[Recorded data]
——————
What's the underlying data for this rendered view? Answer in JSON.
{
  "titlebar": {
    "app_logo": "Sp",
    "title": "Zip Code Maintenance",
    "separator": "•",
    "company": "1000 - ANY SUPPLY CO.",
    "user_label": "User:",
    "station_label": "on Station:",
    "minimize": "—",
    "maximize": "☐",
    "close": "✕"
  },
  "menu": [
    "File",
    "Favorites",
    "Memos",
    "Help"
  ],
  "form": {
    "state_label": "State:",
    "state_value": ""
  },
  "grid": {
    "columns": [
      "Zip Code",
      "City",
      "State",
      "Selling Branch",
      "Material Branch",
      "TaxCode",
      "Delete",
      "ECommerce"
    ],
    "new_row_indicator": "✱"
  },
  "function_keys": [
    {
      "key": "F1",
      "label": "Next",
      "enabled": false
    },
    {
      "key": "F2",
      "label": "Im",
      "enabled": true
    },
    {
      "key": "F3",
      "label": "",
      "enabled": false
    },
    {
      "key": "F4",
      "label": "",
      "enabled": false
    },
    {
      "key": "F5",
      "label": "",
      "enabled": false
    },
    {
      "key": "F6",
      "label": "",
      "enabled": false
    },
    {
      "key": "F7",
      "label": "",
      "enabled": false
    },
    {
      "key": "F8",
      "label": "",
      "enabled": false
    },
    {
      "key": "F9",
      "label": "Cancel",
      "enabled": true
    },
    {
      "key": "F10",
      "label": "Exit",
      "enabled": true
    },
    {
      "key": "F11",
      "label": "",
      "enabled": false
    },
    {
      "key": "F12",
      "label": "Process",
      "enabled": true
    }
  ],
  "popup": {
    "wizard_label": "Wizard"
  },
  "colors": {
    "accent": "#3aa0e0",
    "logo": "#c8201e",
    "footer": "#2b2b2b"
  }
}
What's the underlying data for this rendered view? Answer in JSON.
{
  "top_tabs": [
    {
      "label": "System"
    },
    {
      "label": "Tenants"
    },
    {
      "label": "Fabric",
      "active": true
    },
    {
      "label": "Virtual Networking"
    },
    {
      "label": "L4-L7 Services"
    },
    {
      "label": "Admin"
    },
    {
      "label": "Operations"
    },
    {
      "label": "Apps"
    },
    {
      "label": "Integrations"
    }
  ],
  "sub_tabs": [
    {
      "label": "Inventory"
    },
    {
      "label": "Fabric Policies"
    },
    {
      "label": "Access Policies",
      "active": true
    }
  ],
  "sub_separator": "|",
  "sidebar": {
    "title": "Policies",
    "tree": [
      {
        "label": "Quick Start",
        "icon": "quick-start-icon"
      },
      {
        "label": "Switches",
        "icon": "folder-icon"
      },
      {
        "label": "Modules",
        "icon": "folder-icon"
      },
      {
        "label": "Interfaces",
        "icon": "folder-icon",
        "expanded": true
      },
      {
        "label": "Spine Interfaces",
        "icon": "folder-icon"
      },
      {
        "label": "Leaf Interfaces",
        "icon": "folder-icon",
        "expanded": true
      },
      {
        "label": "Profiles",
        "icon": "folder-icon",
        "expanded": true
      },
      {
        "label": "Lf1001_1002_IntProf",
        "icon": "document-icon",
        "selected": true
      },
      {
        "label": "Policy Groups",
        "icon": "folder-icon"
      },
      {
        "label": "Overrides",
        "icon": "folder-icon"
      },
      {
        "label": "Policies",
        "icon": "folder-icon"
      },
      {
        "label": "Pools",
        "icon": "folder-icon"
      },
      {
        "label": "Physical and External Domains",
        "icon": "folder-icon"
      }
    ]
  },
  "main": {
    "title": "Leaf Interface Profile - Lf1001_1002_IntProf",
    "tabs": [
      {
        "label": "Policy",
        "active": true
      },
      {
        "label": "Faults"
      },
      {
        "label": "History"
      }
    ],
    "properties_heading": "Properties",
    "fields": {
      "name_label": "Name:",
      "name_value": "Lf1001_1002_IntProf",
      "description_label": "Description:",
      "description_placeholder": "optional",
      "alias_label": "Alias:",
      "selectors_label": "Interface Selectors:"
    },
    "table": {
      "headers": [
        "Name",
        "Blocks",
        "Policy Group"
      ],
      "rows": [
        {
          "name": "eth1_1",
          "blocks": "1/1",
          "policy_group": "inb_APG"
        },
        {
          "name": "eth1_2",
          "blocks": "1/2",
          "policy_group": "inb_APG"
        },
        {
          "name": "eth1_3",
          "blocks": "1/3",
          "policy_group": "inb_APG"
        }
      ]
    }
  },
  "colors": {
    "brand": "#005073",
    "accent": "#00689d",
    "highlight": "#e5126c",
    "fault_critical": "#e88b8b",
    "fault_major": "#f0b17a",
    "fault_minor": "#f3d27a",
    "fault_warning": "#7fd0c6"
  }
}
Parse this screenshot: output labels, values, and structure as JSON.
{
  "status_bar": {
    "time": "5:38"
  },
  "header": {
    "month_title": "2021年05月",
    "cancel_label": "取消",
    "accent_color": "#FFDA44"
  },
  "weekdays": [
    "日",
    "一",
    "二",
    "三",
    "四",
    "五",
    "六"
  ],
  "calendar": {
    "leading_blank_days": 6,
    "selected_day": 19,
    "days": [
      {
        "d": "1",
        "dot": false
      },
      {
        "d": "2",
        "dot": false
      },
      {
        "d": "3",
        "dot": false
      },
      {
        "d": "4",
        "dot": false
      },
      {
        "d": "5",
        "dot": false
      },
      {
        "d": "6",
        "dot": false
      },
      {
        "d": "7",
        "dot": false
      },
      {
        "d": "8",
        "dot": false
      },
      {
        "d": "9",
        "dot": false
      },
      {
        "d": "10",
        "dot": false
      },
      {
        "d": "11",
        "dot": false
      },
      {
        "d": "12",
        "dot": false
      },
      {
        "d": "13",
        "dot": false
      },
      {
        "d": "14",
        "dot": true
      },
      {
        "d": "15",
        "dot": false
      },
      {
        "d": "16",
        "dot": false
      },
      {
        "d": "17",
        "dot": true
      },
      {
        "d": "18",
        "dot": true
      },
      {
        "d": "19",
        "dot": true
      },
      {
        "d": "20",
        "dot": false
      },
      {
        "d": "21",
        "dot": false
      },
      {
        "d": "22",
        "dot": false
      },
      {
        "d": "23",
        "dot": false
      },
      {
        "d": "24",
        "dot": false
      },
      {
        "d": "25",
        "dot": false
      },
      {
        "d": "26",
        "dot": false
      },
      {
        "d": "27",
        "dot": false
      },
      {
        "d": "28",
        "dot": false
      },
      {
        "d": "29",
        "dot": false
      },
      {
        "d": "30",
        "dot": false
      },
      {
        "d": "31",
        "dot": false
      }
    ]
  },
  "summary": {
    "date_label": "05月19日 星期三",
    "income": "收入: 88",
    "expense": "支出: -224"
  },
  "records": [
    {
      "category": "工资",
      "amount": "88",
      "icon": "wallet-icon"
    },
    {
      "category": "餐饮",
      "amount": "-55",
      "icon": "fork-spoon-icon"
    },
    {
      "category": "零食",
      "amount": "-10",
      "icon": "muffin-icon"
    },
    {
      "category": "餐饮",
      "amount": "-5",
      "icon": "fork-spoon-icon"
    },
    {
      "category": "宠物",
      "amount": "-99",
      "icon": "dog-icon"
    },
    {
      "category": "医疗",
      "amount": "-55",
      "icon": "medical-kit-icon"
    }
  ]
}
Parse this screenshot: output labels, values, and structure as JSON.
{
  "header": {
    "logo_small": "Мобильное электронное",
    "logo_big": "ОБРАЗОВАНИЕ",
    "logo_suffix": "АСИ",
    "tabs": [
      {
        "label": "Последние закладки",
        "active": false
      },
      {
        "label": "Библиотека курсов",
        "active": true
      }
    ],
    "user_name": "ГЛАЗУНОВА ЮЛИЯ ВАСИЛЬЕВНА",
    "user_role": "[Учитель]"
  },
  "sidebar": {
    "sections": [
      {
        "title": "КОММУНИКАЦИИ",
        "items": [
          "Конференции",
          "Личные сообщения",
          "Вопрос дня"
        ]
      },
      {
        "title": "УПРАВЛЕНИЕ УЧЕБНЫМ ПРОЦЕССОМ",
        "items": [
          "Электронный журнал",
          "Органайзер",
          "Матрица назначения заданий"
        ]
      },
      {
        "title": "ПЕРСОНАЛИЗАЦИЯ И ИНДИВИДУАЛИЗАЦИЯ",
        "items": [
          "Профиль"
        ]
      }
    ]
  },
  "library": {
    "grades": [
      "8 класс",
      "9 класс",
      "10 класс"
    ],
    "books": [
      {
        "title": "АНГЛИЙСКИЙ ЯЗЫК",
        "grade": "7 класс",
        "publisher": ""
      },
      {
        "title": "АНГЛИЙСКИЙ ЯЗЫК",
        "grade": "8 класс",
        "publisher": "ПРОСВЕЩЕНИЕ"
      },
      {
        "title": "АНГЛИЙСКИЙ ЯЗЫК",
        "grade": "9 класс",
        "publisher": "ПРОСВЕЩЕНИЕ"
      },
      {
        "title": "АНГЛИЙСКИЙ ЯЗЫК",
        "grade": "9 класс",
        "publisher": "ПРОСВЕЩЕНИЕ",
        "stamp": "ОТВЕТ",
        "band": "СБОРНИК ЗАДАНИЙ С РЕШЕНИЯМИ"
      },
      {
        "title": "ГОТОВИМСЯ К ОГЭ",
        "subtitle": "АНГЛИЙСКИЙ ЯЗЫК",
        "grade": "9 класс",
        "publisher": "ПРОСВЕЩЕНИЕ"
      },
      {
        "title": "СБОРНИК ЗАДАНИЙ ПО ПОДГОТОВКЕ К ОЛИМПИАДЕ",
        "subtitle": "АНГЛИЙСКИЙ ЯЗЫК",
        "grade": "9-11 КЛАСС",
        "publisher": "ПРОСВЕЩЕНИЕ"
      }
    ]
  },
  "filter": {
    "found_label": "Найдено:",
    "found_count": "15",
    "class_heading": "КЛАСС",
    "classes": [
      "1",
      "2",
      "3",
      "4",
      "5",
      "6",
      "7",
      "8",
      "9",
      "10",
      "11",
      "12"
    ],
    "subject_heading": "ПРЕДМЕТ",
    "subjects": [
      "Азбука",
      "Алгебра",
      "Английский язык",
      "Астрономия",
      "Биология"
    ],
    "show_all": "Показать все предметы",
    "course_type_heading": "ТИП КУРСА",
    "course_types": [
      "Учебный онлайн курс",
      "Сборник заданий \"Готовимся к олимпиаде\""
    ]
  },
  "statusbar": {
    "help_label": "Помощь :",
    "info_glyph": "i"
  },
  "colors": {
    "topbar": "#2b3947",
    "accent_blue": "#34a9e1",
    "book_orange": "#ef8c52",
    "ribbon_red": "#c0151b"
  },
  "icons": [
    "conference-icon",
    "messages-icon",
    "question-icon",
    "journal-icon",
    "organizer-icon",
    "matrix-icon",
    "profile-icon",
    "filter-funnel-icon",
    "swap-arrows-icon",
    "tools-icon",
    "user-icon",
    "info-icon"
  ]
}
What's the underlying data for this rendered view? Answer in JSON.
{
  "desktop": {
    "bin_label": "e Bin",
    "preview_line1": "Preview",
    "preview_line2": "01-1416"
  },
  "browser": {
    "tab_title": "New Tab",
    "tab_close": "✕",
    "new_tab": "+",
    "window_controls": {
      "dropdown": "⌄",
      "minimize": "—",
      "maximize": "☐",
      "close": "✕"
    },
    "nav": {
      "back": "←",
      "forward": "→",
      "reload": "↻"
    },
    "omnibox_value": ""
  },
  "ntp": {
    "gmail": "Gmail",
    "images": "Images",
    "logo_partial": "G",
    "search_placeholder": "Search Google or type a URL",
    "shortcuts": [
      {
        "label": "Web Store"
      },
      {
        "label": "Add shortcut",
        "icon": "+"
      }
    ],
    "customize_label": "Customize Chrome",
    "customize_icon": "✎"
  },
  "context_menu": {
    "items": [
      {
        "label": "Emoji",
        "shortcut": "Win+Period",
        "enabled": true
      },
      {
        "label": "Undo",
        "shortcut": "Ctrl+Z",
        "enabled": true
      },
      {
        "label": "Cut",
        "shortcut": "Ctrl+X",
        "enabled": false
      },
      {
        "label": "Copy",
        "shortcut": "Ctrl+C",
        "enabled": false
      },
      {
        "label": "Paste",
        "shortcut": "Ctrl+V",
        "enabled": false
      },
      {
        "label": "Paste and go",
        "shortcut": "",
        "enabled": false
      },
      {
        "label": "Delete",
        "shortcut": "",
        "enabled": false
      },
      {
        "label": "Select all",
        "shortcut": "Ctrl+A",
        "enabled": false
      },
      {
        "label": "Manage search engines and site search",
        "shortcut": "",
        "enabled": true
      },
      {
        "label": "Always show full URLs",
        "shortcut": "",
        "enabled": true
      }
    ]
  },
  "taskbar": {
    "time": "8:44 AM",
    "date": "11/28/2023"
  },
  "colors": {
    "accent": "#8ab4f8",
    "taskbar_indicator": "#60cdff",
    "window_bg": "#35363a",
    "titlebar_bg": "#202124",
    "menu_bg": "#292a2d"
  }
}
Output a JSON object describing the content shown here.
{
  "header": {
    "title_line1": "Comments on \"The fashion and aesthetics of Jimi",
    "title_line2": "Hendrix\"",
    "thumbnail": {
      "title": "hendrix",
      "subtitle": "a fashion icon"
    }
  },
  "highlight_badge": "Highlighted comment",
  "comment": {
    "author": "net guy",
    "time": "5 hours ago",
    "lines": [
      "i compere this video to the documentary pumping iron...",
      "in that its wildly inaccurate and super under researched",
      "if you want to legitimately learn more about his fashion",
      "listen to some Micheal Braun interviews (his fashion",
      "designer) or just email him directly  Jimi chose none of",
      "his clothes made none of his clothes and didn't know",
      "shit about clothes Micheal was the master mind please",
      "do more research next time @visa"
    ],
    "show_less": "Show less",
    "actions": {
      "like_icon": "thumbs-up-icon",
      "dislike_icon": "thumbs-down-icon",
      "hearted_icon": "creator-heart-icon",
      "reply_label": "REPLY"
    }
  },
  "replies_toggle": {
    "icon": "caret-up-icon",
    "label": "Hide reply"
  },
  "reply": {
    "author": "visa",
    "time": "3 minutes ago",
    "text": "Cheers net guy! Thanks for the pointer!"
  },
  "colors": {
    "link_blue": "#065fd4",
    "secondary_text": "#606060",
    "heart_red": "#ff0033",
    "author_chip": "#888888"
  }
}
——————
What is needed: Which lines in the listing above hold the word "none"? Show each of them.

Correct result:
      "designer) or just email him directly  Jimi chose none of",
      "his clothes made none of his clothes and didn't know",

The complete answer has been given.